◆ Task statement:
Output the material beneath exactly, leaving nothing out.

◇ ◇ ◇ ◇

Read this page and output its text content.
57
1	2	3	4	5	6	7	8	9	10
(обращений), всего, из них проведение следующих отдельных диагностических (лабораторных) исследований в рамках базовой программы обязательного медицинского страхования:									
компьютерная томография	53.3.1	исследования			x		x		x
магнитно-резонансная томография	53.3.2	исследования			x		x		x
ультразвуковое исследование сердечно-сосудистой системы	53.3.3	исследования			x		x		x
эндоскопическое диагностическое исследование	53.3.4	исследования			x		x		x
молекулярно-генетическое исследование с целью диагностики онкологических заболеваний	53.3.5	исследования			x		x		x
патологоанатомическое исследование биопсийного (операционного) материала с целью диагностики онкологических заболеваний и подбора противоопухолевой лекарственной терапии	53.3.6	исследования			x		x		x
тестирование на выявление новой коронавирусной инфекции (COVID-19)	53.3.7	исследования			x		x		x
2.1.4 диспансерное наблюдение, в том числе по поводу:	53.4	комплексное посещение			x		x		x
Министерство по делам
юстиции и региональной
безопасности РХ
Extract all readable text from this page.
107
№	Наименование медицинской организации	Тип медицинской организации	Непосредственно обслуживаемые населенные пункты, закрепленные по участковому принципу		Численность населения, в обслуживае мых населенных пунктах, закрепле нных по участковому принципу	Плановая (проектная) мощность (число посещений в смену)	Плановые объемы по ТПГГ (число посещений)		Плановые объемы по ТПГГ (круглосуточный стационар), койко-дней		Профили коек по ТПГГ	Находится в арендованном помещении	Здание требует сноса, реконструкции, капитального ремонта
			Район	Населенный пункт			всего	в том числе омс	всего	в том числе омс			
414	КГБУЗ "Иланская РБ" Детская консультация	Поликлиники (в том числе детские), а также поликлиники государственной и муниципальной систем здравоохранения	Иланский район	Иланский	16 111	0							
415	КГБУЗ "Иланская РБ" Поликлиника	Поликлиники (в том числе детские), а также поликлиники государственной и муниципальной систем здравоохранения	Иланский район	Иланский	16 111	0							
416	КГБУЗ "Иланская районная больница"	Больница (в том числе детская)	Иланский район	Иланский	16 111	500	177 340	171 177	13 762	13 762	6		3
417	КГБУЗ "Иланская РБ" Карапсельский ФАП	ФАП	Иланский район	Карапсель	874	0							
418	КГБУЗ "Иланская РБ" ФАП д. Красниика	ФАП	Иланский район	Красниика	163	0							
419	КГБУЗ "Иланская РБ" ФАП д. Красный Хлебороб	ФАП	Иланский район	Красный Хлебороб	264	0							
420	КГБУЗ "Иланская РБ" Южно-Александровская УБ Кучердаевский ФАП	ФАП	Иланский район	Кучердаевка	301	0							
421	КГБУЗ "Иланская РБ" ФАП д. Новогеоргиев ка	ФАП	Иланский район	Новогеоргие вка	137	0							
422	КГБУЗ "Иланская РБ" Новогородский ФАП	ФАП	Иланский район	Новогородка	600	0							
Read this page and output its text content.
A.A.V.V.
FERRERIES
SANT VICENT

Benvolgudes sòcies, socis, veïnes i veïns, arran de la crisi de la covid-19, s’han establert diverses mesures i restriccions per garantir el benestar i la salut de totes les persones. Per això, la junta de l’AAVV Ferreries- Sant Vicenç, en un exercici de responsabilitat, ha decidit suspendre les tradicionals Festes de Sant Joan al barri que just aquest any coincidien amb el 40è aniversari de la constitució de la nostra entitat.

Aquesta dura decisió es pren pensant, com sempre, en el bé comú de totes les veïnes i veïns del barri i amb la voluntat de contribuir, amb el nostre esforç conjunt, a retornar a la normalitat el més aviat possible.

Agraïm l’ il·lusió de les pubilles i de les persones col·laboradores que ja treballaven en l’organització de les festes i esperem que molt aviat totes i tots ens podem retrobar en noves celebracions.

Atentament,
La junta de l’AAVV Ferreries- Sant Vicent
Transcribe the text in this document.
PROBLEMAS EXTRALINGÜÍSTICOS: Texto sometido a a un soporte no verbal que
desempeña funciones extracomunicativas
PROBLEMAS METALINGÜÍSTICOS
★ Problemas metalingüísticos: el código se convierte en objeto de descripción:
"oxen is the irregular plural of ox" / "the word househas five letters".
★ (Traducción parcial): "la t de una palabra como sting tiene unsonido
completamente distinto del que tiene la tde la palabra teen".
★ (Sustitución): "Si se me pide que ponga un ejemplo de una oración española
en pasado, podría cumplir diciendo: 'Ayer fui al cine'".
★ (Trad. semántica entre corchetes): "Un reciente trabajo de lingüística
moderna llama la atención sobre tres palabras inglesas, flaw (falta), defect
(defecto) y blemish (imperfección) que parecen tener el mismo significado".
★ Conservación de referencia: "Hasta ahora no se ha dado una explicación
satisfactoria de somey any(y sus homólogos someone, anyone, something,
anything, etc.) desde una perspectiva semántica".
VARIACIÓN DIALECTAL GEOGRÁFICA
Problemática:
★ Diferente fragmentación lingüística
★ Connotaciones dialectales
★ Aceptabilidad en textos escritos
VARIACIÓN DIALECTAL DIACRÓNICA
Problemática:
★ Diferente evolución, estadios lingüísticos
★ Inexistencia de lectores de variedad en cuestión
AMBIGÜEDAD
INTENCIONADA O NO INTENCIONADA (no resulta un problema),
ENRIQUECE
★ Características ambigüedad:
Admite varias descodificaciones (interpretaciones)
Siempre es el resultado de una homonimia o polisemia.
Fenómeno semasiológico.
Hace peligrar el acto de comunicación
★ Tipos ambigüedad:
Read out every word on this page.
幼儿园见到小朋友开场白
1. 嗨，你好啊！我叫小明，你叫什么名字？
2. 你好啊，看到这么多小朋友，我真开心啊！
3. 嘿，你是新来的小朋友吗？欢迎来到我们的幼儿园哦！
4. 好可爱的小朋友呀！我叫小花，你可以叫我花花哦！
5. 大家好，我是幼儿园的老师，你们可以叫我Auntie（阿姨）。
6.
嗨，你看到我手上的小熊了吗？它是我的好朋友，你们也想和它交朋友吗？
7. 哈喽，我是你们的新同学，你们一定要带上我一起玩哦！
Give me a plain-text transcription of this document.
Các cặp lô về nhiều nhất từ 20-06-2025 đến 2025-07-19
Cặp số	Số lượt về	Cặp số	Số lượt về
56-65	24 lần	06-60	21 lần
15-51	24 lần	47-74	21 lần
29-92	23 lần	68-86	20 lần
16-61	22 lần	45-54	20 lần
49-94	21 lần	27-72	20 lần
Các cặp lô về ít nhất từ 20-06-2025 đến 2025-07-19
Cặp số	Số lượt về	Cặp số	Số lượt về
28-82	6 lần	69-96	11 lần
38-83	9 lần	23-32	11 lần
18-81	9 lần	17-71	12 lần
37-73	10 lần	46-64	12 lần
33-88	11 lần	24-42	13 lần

◇ ◇ ◇ ◇

◆ Task result:
Read this page and output its text content.
57
1	2	3	4	5	6	7	8	9	10
(обращений), всего, из них проведение следующих отдельных диагностических (лабораторных) исследований в рамках базовой программы обязательного медицинского страхования:									
компьютерная томография	53.3.1	исследования			x		x		x
магнитно-резонансная томография	53.3.2	исследования			x		x		x
ультразвуковое исследование сердечно-сосудистой системы	53.3.3	исследования			x		x		x
эндоскопическое диагностическое исследование	53.3.4	исследования			x		x		x
молекулярно-генетическое исследование с целью диагностики онкологических заболеваний	53.3.5	исследования			x		x		x
патологоанатомическое исследование биопсийного (операционного) материала с целью диагностики онкологических заболеваний и подбора противоопухолевой лекарственной терапии	53.3.6	исследования			x		x		x
тестирование на выявление новой коронавирусной инфекции (COVID-19)	53.3.7	исследования			x		x		x
2.1.4 диспансерное наблюдение, в том числе по поводу:	53.4	комплексное посещение			x		x		x
Министерство по делам
юстиции и региональной
безопасности РХ
Extract all readable text from this page.
107
№	Наименование медицинской организации	Тип медицинской организации	Непосредственно обслуживаемые населенные пункты, закрепленные по участковому принципу		Численность населения, в обслуживае мых населенных пунктах, закрепле нных по участковому принципу	Плановая (проектная) мощность (число посещений в смену)	Плановые объемы по ТПГГ (число посещений)		Плановые объемы по ТПГГ (круглосуточный стационар), койко-дней		Профили коек по ТПГГ	Находится в арендованном помещении	Здание требует сноса, реконструкции, капитального ремонта
			Район	Населенный пункт			всего	в том числе омс	всего	в том числе омс			
414	КГБУЗ "Иланская РБ" Детская консультация	Поликлиники (в том числе детские), а также поликлиники государственной и муниципальной систем здравоохранения	Иланский район	Иланский	16 111	0							
415	КГБУЗ "Иланская РБ" Поликлиника	Поликлиники (в том числе детские), а также поликлиники государственной и муниципальной систем здравоохранения	Иланский район	Иланский	16 111	0							
416	КГБУЗ "Иланская районная больница"	Больница (в том числе детская)	Иланский район	Иланский	16 111	500	177 340	171 177	13 762	13 762	6		3
417	КГБУЗ "Иланская РБ" Карапсельский ФАП	ФАП	Иланский район	Карапсель	874	0							
418	КГБУЗ "Иланская РБ" ФАП д. Красниика	ФАП	Иланский район	Красниика	163	0							
419	КГБУЗ "Иланская РБ" ФАП д. Красный Хлебороб	ФАП	Иланский район	Красный Хлебороб	264	0							
420	КГБУЗ "Иланская РБ" Южно-Александровская УБ Кучердаевский ФАП	ФАП	Иланский район	Кучердаевка	301	0							
421	КГБУЗ "Иланская РБ" ФАП д. Новогеоргиев ка	ФАП	Иланский район	Новогеоргие вка	137	0							
422	КГБУЗ "Иланская РБ" Новогородский ФАП	ФАП	Иланский район	Новогородка	600	0							
Read this page and output its text content.
A.A.V.V.
FERRERIES
SANT VICENT

Benvolgudes sòcies, socis, veïnes i veïns, arran de la crisi de la covid-19, s’han establert diverses mesures i restriccions per garantir el benestar i la salut de totes les persones. Per això, la junta de l’AAVV Ferreries- Sant Vicenç, en un exercici de responsabilitat, ha decidit suspendre les tradicionals Festes de Sant Joan al barri que just aquest any coincidien amb el 40è aniversari de la constitució de la nostra entitat.

Aquesta dura decisió es pren pensant, com sempre, en el bé comú de totes les veïnes i veïns del barri i amb la voluntat de contribuir, amb el nostre esforç conjunt, a retornar a la normalitat el més aviat possible.

Agraïm l’ il·lusió de les pubilles i de les persones col·laboradores que ja treballaven en l’organització de les festes i esperem que molt aviat totes i tots ens podem retrobar en noves celebracions.

Atentament,
La junta de l’AAVV Ferreries- Sant Vicent
Transcribe the text in this document.
PROBLEMAS EXTRALINGÜÍSTICOS: Texto sometido a a un soporte no verbal que
desempeña funciones extracomunicativas
PROBLEMAS METALINGÜÍSTICOS
★ Problemas metalingüísticos: el código se convierte en objeto de descripción:
"oxen is the irregular plural of ox" / "the word househas five letters".
★ (Traducción parcial): "la t de una palabra como sting tiene unsonido
completamente distinto del que tiene la tde la palabra teen".
★ (Sustitución): "Si se me pide que ponga un ejemplo de una oración española
en pasado, podría cumplir diciendo: 'Ayer fui al cine'".
★ (Trad. semántica entre corchetes): "Un reciente trabajo de lingüística
moderna llama la atención sobre tres palabras inglesas, flaw (falta), defect
(defecto) y blemish (imperfección) que parecen tener el mismo significado".
★ Conservación de referencia: "Hasta ahora no se ha dado una explicación
satisfactoria de somey any(y sus homólogos someone, anyone, something,
anything, etc.) desde una perspectiva semántica".
VARIACIÓN DIALECTAL GEOGRÁFICA
Problemática:
★ Diferente fragmentación lingüística
★ Connotaciones dialectales
★ Aceptabilidad en textos escritos
VARIACIÓN DIALECTAL DIACRÓNICA
Problemática:
★ Diferente evolución, estadios lingüísticos
★ Inexistencia de lectores de variedad en cuestión
AMBIGÜEDAD
INTENCIONADA O NO INTENCIONADA (no resulta un problema),
ENRIQUECE
★ Características ambigüedad:
Admite varias descodificaciones (interpretaciones)
Siempre es el resultado de una homonimia o polisemia.
Fenómeno semasiológico.
Hace peligrar el acto de comunicación
★ Tipos ambigüedad:
Read out every word on this page.
幼儿园见到小朋友开场白
1. 嗨，你好啊！我叫小明，你叫什么名字？
2. 你好啊，看到这么多小朋友，我真开心啊！
3. 嘿，你是新来的小朋友吗？欢迎来到我们的幼儿园哦！
4. 好可爱的小朋友呀！我叫小花，你可以叫我花花哦！
5. 大家好，我是幼儿园的老师，你们可以叫我Auntie（阿姨）。
6.
嗨，你看到我手上的小熊了吗？它是我的好朋友，你们也想和它交朋友吗？
7. 哈喽，我是你们的新同学，你们一定要带上我一起玩哦！
Give me a plain-text transcription of this document.
Các cặp lô về nhiều nhất từ 20-06-2025 đến 2025-07-19
Cặp số	Số lượt về	Cặp số	Số lượt về
56-65	24 lần	06-60	21 lần
15-51	24 lần	47-74	21 lần
29-92	23 lần	68-86	20 lần
16-61	22 lần	45-54	20 lần
49-94	21 lần	27-72	20 lần
Các cặp lô về ít nhất từ 20-06-2025 đến 2025-07-19
Cặp số	Số lượt về	Cặp số	Số lượt về
28-82	6 lần	69-96	11 lần
38-83	9 lần	23-32	11 lần
18-81	9 lần	17-71	12 lần
37-73	10 lần	46-64	12 lần
33-88	11 lần	24-42	13 lần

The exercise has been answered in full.